** start **
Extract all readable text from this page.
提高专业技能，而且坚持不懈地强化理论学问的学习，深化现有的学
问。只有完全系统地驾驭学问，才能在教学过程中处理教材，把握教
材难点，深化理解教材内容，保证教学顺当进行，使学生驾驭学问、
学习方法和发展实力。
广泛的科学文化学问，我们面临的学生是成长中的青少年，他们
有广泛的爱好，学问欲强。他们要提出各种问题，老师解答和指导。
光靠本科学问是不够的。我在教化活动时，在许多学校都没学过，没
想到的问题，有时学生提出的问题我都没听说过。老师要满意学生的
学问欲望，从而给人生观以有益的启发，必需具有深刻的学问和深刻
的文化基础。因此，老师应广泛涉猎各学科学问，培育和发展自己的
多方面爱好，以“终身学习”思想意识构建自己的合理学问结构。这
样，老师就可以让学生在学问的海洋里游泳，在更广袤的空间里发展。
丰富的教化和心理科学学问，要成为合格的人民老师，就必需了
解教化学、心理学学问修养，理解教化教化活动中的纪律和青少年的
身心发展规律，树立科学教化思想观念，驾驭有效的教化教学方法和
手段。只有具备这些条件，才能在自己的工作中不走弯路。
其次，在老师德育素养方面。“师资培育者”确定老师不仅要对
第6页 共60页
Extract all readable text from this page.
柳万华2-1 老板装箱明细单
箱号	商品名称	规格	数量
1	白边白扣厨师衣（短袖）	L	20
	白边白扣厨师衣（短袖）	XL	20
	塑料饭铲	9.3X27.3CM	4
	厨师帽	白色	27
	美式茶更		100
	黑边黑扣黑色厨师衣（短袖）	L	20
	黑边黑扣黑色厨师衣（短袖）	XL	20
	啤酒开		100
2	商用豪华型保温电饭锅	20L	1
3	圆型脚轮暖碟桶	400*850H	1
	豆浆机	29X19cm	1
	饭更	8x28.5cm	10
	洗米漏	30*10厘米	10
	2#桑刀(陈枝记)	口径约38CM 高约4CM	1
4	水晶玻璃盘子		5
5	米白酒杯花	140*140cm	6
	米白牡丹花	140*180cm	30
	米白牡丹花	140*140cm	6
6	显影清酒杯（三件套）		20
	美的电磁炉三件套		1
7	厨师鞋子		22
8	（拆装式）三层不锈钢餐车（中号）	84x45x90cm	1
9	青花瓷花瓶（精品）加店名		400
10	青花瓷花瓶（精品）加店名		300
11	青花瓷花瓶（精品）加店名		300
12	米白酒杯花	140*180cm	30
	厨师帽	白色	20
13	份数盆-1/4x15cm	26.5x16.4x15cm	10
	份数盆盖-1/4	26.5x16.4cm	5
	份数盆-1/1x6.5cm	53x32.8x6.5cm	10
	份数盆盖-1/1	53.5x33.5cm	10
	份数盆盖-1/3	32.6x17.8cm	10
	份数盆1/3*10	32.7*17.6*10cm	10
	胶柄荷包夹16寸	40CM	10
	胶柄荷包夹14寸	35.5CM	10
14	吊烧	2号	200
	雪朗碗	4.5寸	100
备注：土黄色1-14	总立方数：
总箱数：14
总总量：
** end **
▸ **Problem statement**: Restate the data above exactly, keeping each word as it stands.

▸ **Output**:
Extract all readable text from this page.
提高专业技能，而且坚持不懈地强化理论学问的学习，深化现有的学
问。只有完全系统地驾驭学问，才能在教学过程中处理教材，把握教
材难点，深化理解教材内容，保证教学顺当进行，使学生驾驭学问、
学习方法和发展实力。
广泛的科学文化学问，我们面临的学生是成长中的青少年，他们
有广泛的爱好，学问欲强。他们要提出各种问题，老师解答和指导。
光靠本科学问是不够的。我在教化活动时，在许多学校都没学过，没
想到的问题，有时学生提出的问题我都没听说过。老师要满意学生的
学问欲望，从而给人生观以有益的启发，必需具有深刻的学问和深刻
的文化基础。因此，老师应广泛涉猎各学科学问，培育和发展自己的
多方面爱好，以“终身学习”思想意识构建自己的合理学问结构。这
样，老师就可以让学生在学问的海洋里游泳，在更广袤的空间里发展。
丰富的教化和心理科学学问，要成为合格的人民老师，就必需了
解教化学、心理学学问修养，理解教化教化活动中的纪律和青少年的
身心发展规律，树立科学教化思想观念，驾驭有效的教化教学方法和
手段。只有具备这些条件，才能在自己的工作中不走弯路。
其次，在老师德育素养方面。“师资培育者”确定老师不仅要对
第6页 共60页
Extract all readable text from this page.
柳万华2-1 老板装箱明细单
箱号	商品名称	规格	数量
1	白边白扣厨师衣（短袖）	L	20
	白边白扣厨师衣（短袖）	XL	20
	塑料饭铲	9.3X27.3CM	4
	厨师帽	白色	27
	美式茶更		100
	黑边黑扣黑色厨师衣（短袖）	L	20
	黑边黑扣黑色厨师衣（短袖）	XL	20
	啤酒开		100
2	商用豪华型保温电饭锅	20L	1
3	圆型脚轮暖碟桶	400*850H	1
	豆浆机	29X19cm	1
	饭更	8x28.5cm	10
	洗米漏	30*10厘米	10
	2#桑刀(陈枝记)	口径约38CM 高约4CM	1
4	水晶玻璃盘子		5
5	米白酒杯花	140*140cm	6
	米白牡丹花	140*180cm	30
	米白牡丹花	140*140cm	6
6	显影清酒杯（三件套）		20
	美的电磁炉三件套		1
7	厨师鞋子		22
8	（拆装式）三层不锈钢餐车（中号）	84x45x90cm	1
9	青花瓷花瓶（精品）加店名		400
10	青花瓷花瓶（精品）加店名		300
11	青花瓷花瓶（精品）加店名		300
12	米白酒杯花	140*180cm	30
	厨师帽	白色	20
13	份数盆-1/4x15cm	26.5x16.4x15cm	10
	份数盆盖-1/4	26.5x16.4cm	5
	份数盆-1/1x6.5cm	53x32.8x6.5cm	10
	份数盆盖-1/1	53.5x33.5cm	10
	份数盆盖-1/3	32.6x17.8cm	10
	份数盆1/3*10	32.7*17.6*10cm	10
	胶柄荷包夹16寸	40CM	10
	胶柄荷包夹14寸	35.5CM	10
14	吊烧	2号	200
	雪朗碗	4.5寸	100
备注：土黄色1-14	总立方数：
总箱数：14
总总量：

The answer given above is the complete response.